Objective: Pick out the lines in the listing below that contain the word "JSON" and copy them.

Records shown:
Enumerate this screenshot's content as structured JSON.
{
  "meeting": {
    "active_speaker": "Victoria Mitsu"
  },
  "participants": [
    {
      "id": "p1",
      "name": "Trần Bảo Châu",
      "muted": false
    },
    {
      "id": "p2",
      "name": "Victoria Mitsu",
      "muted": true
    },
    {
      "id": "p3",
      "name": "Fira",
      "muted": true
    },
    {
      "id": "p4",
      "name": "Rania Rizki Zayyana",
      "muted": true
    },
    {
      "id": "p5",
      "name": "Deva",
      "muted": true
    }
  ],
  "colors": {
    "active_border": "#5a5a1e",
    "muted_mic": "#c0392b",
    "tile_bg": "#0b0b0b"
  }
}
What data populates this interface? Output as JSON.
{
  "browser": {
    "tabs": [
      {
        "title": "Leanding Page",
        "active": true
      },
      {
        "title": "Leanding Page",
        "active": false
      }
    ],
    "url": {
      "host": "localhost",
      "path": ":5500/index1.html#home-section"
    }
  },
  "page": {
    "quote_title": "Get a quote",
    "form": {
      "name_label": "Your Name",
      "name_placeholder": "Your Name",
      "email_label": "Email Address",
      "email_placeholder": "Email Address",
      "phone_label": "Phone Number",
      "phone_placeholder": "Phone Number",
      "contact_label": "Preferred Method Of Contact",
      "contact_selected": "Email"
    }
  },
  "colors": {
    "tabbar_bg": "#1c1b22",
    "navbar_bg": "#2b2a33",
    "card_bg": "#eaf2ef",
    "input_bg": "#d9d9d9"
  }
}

Output below:
Enumerate this screenshot's content as structured JSON.
What data populates this interface? Output as JSON.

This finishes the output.